GOAL: Your task is to give the number of lines in the listing that include "left", and nothing else.

LISTED RECORDS:
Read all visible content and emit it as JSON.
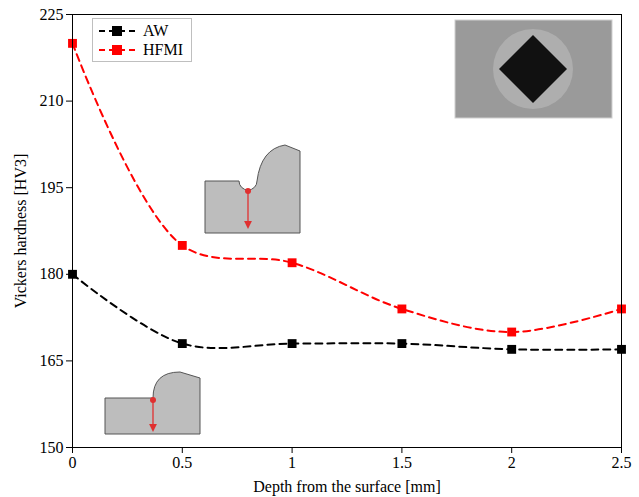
{
  "chart_data": {
    "type": "line",
    "x": [
      0,
      0.5,
      1,
      1.5,
      2,
      2.5
    ],
    "series": [
      {
        "name": "AW",
        "color": "#000000",
        "marker": "square",
        "line_style": "dashed",
        "values": [
          180,
          168,
          168,
          168,
          167,
          167
        ]
      },
      {
        "name": "HFMI",
        "color": "#ff0000",
        "marker": "square",
        "line_style": "dashed",
        "values": [
          220,
          185,
          182,
          174,
          170,
          174
        ]
      }
    ],
    "xlabel": "Depth from the surface [mm]",
    "ylabel": "Vickers hardness [HV3]",
    "xlim": [
      0,
      2.5
    ],
    "ylim": [
      150,
      225
    ],
    "xticks": [
      0,
      0.5,
      1,
      1.5,
      2,
      2.5
    ],
    "yticks": [
      150,
      165,
      180,
      195,
      210,
      225
    ],
    "grid": false,
    "legend": "upper left"
  }
}
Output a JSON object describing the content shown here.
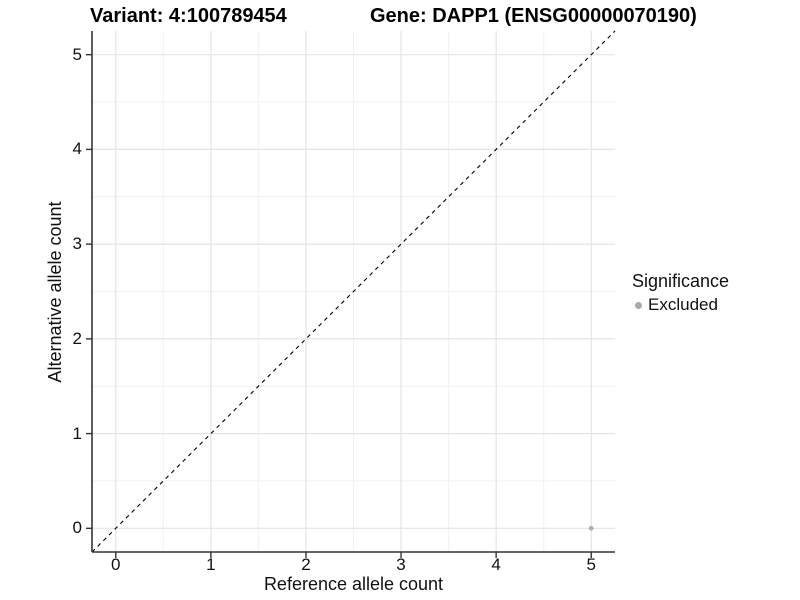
{
  "titles": {
    "variant": "Variant: 4:100789454",
    "gene": "Gene: DAPP1 (ENSG00000070190)"
  },
  "chart_data": {
    "type": "scatter",
    "titles": {
      "left": "Variant: 4:100789454",
      "right": "Gene: DAPP1 (ENSG00000070190)"
    },
    "xlabel": "Reference allele count",
    "ylabel": "Alternative allele count",
    "xlim": [
      -0.25,
      5.25
    ],
    "ylim": [
      -0.25,
      5.25
    ],
    "x_ticks": [
      0,
      1,
      2,
      3,
      4,
      5
    ],
    "y_ticks": [
      0,
      1,
      2,
      3,
      4,
      5
    ],
    "x_minor": [
      0.5,
      1.5,
      2.5,
      3.5,
      4.5
    ],
    "y_minor": [
      0.5,
      1.5,
      2.5,
      3.5,
      4.5
    ],
    "grid": true,
    "points": [
      {
        "x": 5,
        "y": 0,
        "significance": "Excluded",
        "color": "#b0b0b0"
      }
    ],
    "identity_line": {
      "slope": 1,
      "intercept": 0,
      "style": "dashed",
      "color": "#000000"
    },
    "legend_position": "right",
    "legend": {
      "title": "Significance",
      "entries": [
        {
          "label": "Excluded",
          "color": "#a9a9a9"
        }
      ]
    },
    "colors": {
      "background": "#ffffff",
      "grid_major": "#e4e4e4",
      "grid_minor": "#f1f1f1",
      "axis": "#333333",
      "tick_text": "#111111",
      "point_excluded": "#b0b0b0"
    }
  }
}
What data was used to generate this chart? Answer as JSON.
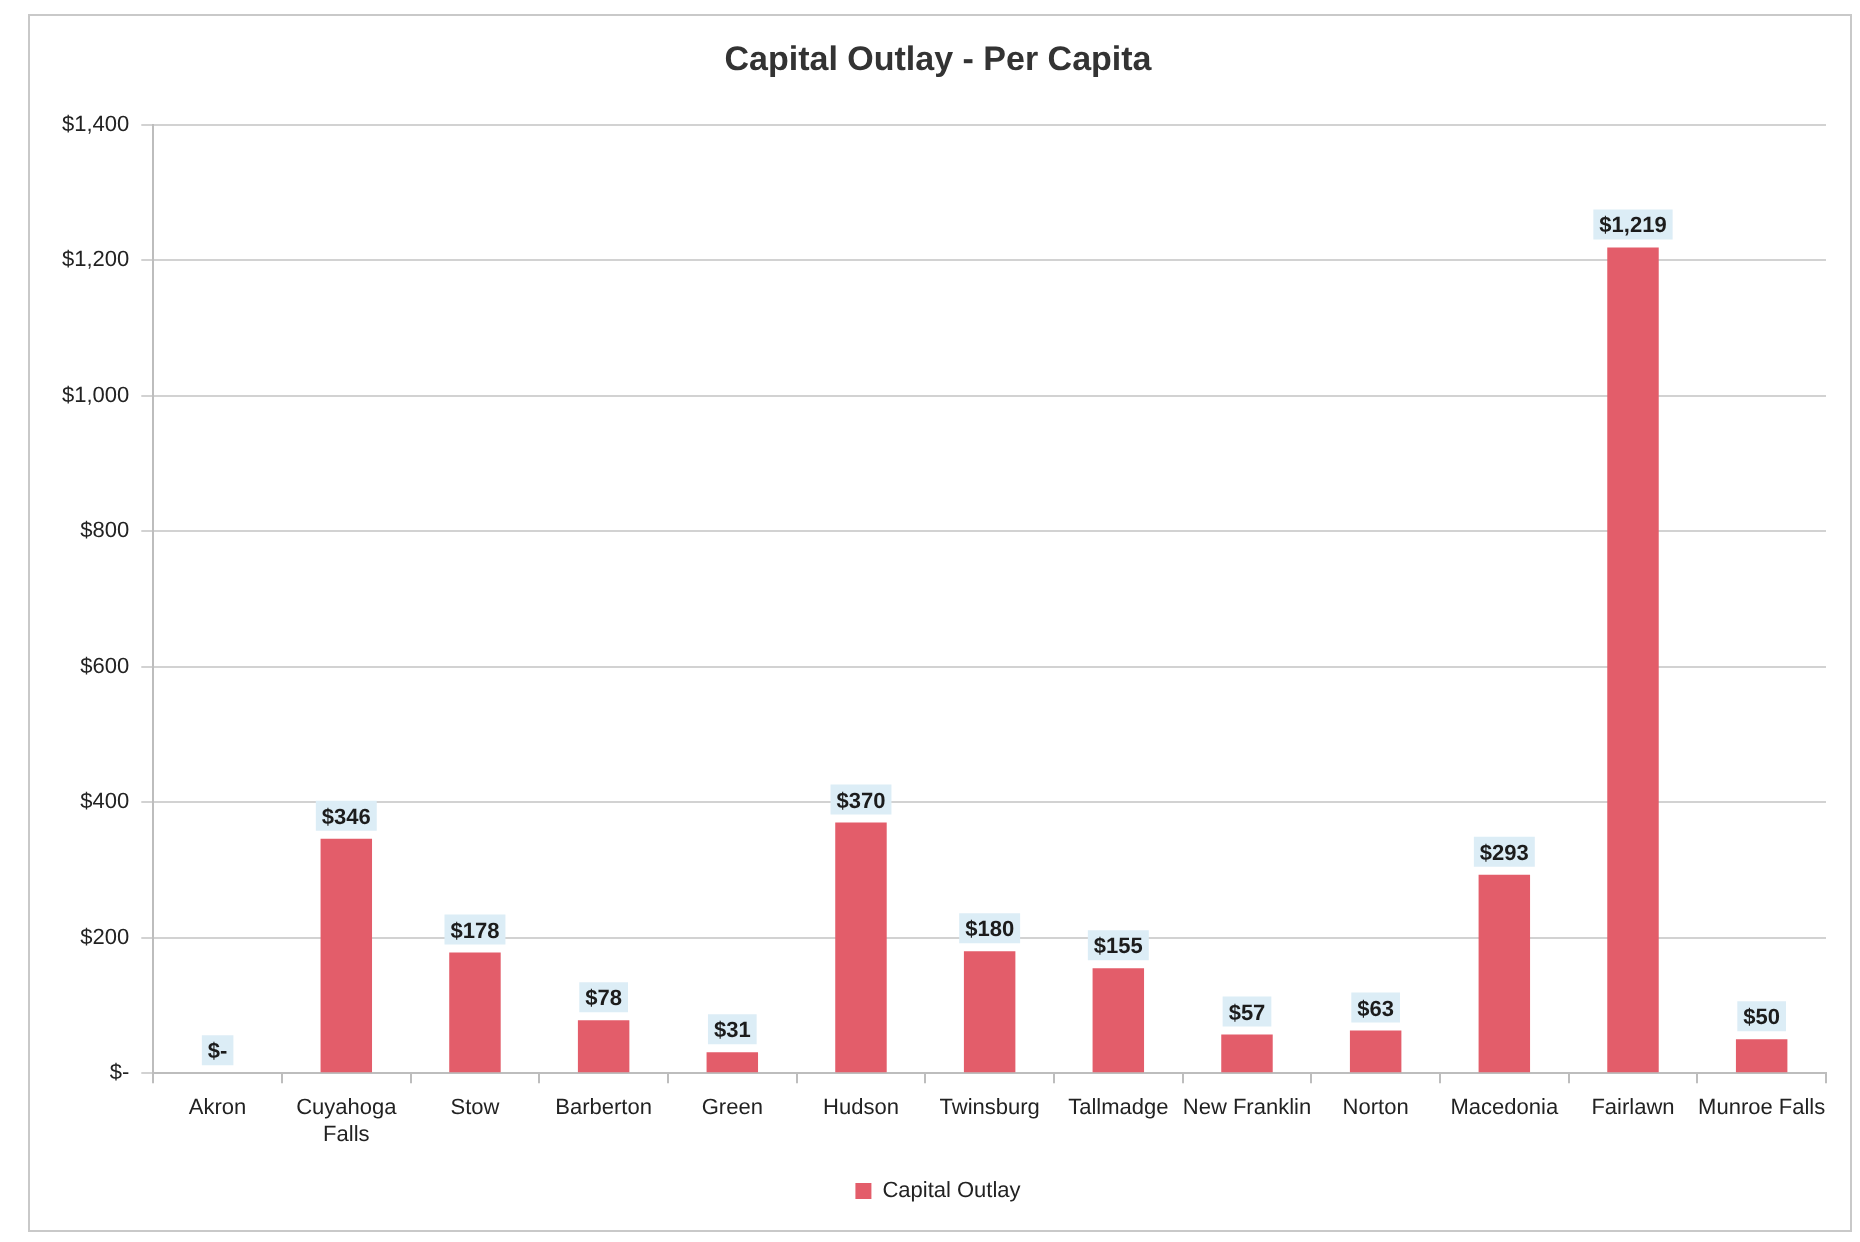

SOLUTION FOR THIS TASK: 2